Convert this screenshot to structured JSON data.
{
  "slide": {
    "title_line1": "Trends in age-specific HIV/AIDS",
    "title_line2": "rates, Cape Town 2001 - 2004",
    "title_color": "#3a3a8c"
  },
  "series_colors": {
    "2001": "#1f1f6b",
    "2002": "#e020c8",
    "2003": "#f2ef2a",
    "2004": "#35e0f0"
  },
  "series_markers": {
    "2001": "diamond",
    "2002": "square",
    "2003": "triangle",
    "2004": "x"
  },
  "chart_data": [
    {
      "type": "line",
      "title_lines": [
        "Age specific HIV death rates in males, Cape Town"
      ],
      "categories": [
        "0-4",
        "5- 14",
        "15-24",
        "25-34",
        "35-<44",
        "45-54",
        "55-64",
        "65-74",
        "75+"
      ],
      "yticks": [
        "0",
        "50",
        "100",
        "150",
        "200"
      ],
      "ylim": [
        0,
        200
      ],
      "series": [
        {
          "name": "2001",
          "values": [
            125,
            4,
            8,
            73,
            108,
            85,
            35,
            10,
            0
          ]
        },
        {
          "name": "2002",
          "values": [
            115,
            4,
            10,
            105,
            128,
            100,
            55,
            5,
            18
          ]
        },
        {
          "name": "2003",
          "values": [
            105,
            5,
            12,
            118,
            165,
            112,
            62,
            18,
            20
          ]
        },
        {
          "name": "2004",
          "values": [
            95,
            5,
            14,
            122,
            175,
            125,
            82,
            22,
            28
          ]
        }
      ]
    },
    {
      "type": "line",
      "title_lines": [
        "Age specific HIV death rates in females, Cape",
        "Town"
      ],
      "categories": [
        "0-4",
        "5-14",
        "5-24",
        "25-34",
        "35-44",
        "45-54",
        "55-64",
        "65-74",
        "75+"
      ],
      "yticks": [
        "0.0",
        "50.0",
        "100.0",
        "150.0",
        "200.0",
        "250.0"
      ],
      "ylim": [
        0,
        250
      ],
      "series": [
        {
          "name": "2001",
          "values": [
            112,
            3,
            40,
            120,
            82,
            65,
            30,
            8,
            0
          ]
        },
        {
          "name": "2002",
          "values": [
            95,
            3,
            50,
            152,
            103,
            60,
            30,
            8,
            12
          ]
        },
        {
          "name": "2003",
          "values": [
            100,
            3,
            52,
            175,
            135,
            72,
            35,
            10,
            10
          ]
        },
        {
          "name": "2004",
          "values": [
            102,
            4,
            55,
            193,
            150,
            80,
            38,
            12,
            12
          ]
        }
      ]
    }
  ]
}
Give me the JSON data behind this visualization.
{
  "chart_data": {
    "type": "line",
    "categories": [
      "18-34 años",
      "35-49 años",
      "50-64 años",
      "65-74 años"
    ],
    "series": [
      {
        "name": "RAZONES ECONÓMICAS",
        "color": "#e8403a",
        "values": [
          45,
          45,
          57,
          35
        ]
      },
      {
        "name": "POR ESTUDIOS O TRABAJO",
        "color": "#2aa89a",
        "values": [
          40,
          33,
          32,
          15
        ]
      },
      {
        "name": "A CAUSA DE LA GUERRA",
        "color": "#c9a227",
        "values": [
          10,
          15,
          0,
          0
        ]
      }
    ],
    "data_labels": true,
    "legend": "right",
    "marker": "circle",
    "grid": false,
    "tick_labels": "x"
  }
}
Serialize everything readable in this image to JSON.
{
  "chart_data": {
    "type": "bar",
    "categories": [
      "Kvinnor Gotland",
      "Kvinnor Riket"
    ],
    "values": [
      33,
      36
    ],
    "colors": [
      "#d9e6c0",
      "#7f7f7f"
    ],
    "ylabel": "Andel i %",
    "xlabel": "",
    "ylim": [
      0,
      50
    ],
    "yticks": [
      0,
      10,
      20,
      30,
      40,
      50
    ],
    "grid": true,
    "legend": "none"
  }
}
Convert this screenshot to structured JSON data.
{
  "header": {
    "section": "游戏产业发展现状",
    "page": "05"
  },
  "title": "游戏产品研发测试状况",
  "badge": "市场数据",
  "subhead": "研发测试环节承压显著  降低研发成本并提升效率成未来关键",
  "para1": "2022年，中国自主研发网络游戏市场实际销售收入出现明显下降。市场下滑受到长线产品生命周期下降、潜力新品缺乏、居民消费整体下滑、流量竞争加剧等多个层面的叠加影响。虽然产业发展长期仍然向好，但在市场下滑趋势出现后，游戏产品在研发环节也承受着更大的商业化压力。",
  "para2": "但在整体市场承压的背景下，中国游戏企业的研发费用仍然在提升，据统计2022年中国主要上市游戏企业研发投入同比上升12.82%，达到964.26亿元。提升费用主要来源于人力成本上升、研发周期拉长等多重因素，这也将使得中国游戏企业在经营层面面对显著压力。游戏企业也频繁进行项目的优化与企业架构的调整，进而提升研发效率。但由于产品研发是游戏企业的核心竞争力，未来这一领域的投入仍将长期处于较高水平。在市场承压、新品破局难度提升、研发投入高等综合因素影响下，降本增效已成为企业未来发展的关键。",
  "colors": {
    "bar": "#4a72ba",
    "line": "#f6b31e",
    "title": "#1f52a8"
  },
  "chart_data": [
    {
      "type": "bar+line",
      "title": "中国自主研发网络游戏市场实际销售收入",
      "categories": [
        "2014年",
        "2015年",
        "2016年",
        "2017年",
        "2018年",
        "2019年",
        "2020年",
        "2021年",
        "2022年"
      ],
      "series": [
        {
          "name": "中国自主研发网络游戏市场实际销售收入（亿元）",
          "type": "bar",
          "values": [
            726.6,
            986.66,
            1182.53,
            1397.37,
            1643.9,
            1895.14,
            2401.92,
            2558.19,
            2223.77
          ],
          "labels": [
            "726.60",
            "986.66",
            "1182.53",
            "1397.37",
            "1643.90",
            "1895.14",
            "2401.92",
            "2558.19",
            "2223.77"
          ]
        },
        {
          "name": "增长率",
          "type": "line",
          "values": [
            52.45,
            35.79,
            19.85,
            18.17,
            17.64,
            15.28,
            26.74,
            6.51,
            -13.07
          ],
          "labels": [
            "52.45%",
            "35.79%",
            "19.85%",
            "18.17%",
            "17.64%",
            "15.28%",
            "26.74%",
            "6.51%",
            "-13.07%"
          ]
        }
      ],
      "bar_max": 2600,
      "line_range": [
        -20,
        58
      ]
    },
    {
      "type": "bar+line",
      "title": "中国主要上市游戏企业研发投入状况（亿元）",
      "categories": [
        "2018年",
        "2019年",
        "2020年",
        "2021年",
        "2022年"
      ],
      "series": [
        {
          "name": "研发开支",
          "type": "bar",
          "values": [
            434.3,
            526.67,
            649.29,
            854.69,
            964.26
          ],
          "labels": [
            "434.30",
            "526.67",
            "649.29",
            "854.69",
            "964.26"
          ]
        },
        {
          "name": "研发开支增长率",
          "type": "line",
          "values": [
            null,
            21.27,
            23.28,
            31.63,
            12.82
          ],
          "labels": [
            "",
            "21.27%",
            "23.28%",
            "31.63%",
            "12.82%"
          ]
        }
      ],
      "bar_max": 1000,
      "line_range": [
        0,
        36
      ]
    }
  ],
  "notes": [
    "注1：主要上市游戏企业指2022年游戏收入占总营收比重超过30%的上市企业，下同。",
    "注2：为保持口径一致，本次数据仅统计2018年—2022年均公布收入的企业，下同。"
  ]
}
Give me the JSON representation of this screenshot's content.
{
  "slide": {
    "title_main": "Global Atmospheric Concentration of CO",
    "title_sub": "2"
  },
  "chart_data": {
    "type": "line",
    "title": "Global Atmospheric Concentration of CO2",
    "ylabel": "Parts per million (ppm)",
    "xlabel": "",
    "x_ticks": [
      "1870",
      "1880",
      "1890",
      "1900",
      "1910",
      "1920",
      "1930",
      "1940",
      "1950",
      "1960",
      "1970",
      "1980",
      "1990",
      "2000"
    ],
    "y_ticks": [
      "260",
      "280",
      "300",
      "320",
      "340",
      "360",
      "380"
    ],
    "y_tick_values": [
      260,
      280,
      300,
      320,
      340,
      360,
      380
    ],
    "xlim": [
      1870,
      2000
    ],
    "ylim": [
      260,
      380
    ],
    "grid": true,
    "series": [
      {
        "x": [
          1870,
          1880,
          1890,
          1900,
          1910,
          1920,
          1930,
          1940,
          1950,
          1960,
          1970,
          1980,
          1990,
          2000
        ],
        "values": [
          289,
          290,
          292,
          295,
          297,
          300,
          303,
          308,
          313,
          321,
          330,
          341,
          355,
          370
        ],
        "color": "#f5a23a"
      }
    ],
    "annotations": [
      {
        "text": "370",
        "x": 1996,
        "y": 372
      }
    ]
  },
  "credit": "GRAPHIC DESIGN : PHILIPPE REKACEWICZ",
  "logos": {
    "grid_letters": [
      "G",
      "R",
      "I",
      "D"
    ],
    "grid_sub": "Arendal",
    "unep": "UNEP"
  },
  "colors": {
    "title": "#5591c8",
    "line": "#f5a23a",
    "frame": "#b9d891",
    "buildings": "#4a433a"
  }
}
━━━━━━━━━━━━━━━━
= TASK BRIEF =
Select all lines in the listing above where the word "ylabel" appears, and show them.

= COMPLETED TASK =
    "ylabel": "Andel i %",
    "ylabel": "Parts per million (ppm)",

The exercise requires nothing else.